**THE TASK:**
Every line of the listing must be reproduced as it stands. Leave the images behind.

▼▼▼

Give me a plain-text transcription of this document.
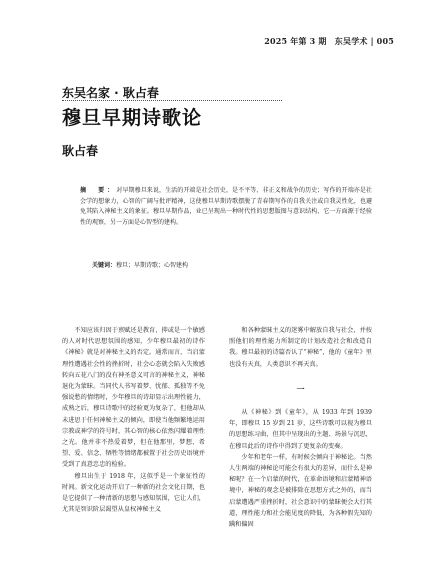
2025 年第 3 期　东吴学术 | 005
东吴名家 · 耿占春
穆旦早期诗歌论
耿占春
摘　要：对早期穆旦来说，生活的开端是社会历史，是不平等、非正义和战争的历史；写作的开端亦是社会学的想象力，心智的广阔与批评精神，这使穆旦早期诗歌摆脱了青春期写作的自我关注或自我灵性化，也避免其陷入神秘主义的象征。穆旦早期作品，业已呈现出一种时代性的思想版图与意识结构，它一方面源于经验性的观察，另一方面是心智型的建构。
关键词：穆旦；早期诗歌；心智建构

不知应该归因于禀赋还是教育，抑或是一个敏感的人对时代思想氛围的感知，少年穆旦最初的诗作《神秘》就是对神秘主义的否定。通常而言，当启蒙理性遭遇社会性的挫折时，社会心态就会陷入失败感转向五花八门的没有神圣意义可言的神秘主义，神秘退化为蒙昧。当同代人书写着梦、忧郁、孤独等不免强说愁的情绪时，少年穆旦的诗却显示出理性能力，成熟之后，穆旦诗歌中的经验更为复杂了，但他却从未进思于任何神秘主义的倾向，即使当他频繁地运用宗教或神学的符号时，其心智的核心依然闪耀着理性之光。他并非不热爱着梦，但在他那里，梦想、希望、爱、信念、牺牲等情绪都被置于社会历史语境并受到了真意忠忠的检验。

穆旦出生于 1918 年，这似乎是一个象征性的时间。新文化运动开启了一种新的社会文化日期，也是它提供了一种清新的思想与感知氛围，它让人们，尤其是智识阶层渴望从皇权神秘主义

和各种蒙昧主义的迷雾中解放自我与社会，并按照他们的理性能力所制定的计划改造社会和改造自我。穆旦最初的诗篇否认了“神秘”，他的《童年》里也没有天真，人类意识不再天真。

一

从《神秘》到《童年》，从 1933 年到 1939 年，即穆旦 15 岁到 21 岁，这些诗歌可以视为穆旦的思想练习曲，但其中呈现出的主题、场景与沉思，在穆旦此后的诗作中得到了更复杂的变奏。

少年和老年一样，有时候会倾向于神秘论。当然人生两端的神秘论可能会有很大的差异，而什么是神秘呢？在一个启蒙的时代，在革命语境和启蒙精神语境中，神秘的观念是被排除在思想方式之外的，而当启蒙遭遇严重挫折时，社会意识中的蒙昧便会大行其道，理性能力和社会能见度的降低，为各种假先知的蹒和偏固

▲▲▲

**EXERCISE ANSWER:**
Give me a plain-text transcription of this document.
2025 年第 3 期　东吴学术 | 005
东吴名家 · 耿占春
穆旦早期诗歌论
耿占春
摘　要：对早期穆旦来说，生活的开端是社会历史，是不平等、非正义和战争的历史；写作的开端亦是社会学的想象力，心智的广阔与批评精神，这使穆旦早期诗歌摆脱了青春期写作的自我关注或自我灵性化，也避免其陷入神秘主义的象征。穆旦早期作品，业已呈现出一种时代性的思想版图与意识结构，它一方面源于经验性的观察，另一方面是心智型的建构。
关键词：穆旦；早期诗歌；心智建构

不知应该归因于禀赋还是教育，抑或是一个敏感的人对时代思想氛围的感知，少年穆旦最初的诗作《神秘》就是对神秘主义的否定。通常而言，当启蒙理性遭遇社会性的挫折时，社会心态就会陷入失败感转向五花八门的没有神圣意义可言的神秘主义，神秘退化为蒙昧。当同代人书写着梦、忧郁、孤独等不免强说愁的情绪时，少年穆旦的诗却显示出理性能力，成熟之后，穆旦诗歌中的经验更为复杂了，但他却从未进思于任何神秘主义的倾向，即使当他频繁地运用宗教或神学的符号时，其心智的核心依然闪耀着理性之光。他并非不热爱着梦，但在他那里，梦想、希望、爱、信念、牺牲等情绪都被置于社会历史语境并受到了真意忠忠的检验。

穆旦出生于 1918 年，这似乎是一个象征性的时间。新文化运动开启了一种新的社会文化日期，也是它提供了一种清新的思想与感知氛围，它让人们，尤其是智识阶层渴望从皇权神秘主义

和各种蒙昧主义的迷雾中解放自我与社会，并按照他们的理性能力所制定的计划改造社会和改造自我。穆旦最初的诗篇否认了“神秘”，他的《童年》里也没有天真，人类意识不再天真。

一

从《神秘》到《童年》，从 1933 年到 1939 年，即穆旦 15 岁到 21 岁，这些诗歌可以视为穆旦的思想练习曲，但其中呈现出的主题、场景与沉思，在穆旦此后的诗作中得到了更复杂的变奏。

少年和老年一样，有时候会倾向于神秘论。当然人生两端的神秘论可能会有很大的差异，而什么是神秘呢？在一个启蒙的时代，在革命语境和启蒙精神语境中，神秘的观念是被排除在思想方式之外的，而当启蒙遭遇严重挫折时，社会意识中的蒙昧便会大行其道，理性能力和社会能见度的降低，为各种假先知的蹒和偏固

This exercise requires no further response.